• Instruction:
Filter the entries and keep only the lines where the string "screenshot" appears.

• Given entries:
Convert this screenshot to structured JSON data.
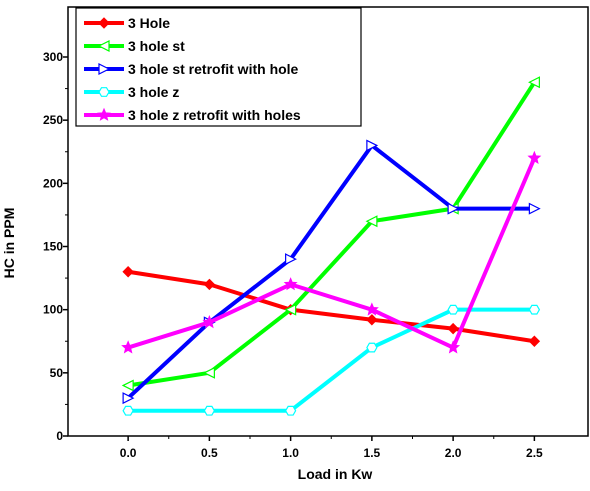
{
  "chart_data": {
    "type": "line",
    "title": "",
    "xlabel": "Load in Kw",
    "ylabel": "HC in PPM",
    "x": [
      0.0,
      0.5,
      1.0,
      1.5,
      2.0,
      2.5
    ],
    "x_ticks": [
      "0.0",
      "0.5",
      "1.0",
      "1.5",
      "2.0",
      "2.5"
    ],
    "xlim": [
      -0.37,
      2.83
    ],
    "y_ticks": [
      "0",
      "50",
      "100",
      "150",
      "200",
      "250",
      "300"
    ],
    "ylim": [
      0,
      300
    ],
    "grid": false,
    "legend_position": "top-left",
    "series": [
      {
        "name": "3 Hole",
        "color": "#ff0000",
        "marker": "diamond",
        "values": [
          130,
          120,
          100,
          92,
          85,
          75
        ]
      },
      {
        "name": "3 hole st",
        "color": "#00ff00",
        "marker": "triangle-left",
        "values": [
          40,
          50,
          100,
          170,
          180,
          280
        ]
      },
      {
        "name": "3 hole st retrofit with hole",
        "color": "#0000ff",
        "marker": "triangle-right",
        "values": [
          30,
          90,
          140,
          230,
          180,
          180
        ]
      },
      {
        "name": "3 hole z",
        "color": "#00ffff",
        "marker": "hexagon",
        "values": [
          20,
          20,
          20,
          70,
          100,
          100
        ]
      },
      {
        "name": "3 hole z retrofit with holes",
        "color": "#ff00ff",
        "marker": "star",
        "values": [
          70,
          90,
          120,
          100,
          70,
          220
        ]
      }
    ]
  }
}
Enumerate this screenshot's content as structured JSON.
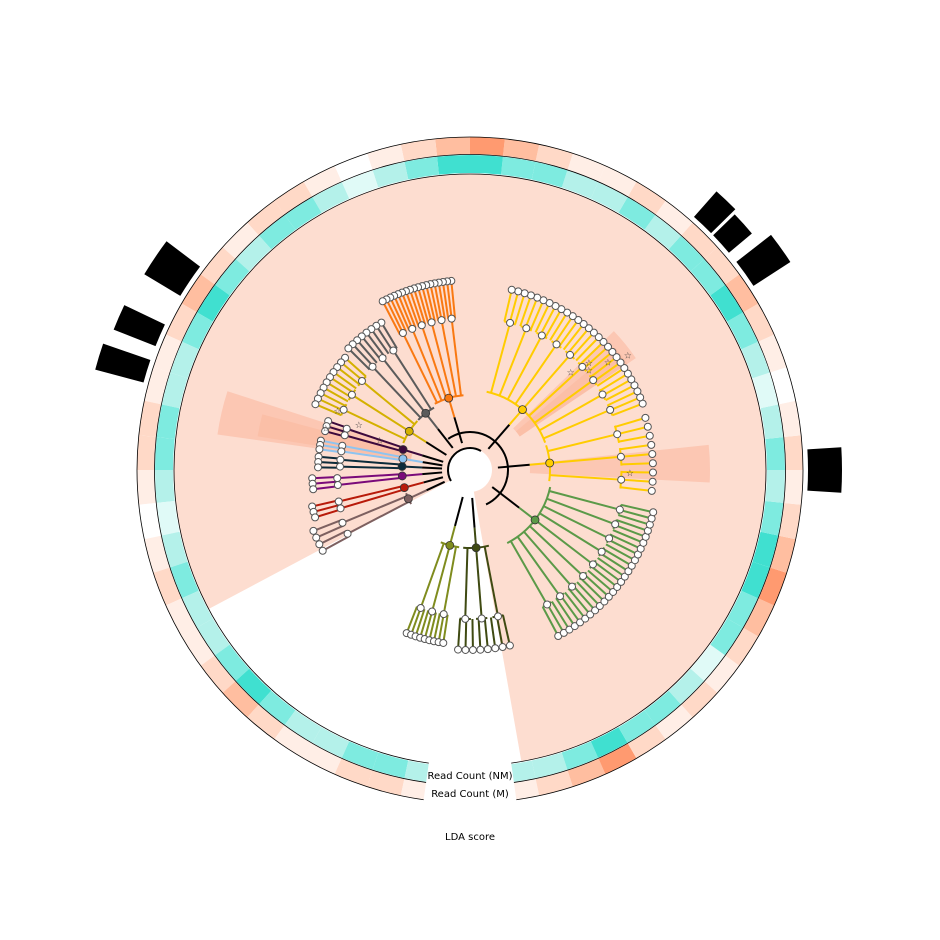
{
  "chart_data": {
    "type": "circular-cladogram",
    "clade_colors": [
      "#f97912",
      "#5b5b5b",
      "#d4b100",
      "#3d0a3d",
      "#8ec4f0",
      "#0b2b3a",
      "#7a0a7a",
      "#b81a0a",
      "#7d6060",
      "#7f8c1e",
      "#3f4a12",
      "#5b9a48",
      "#ffcc00"
    ],
    "tree_color": "#000000",
    "highlight_color": "#fdddd0",
    "highlight_strong_color": "#fbb59a",
    "ring_nm": {
      "label": "Read Count (NM)",
      "colors": [
        "#40e0d0",
        "#7eebe0",
        "#b4f1ea",
        "#e0faf7",
        "#ffffff"
      ]
    },
    "ring_m": {
      "label": "Read Count (M)",
      "colors": [
        "#ff9a70",
        "#ffbea0",
        "#ffd9c7",
        "#ffeee6",
        "#ffffff"
      ]
    },
    "lda": {
      "label": "LDA score",
      "bar_color": "#000000",
      "bar_count": 7
    }
  }
}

• Result of this exercise:
Convert this screenshot to structured JSON data.
Enumerate this screenshot's content as structured JSON.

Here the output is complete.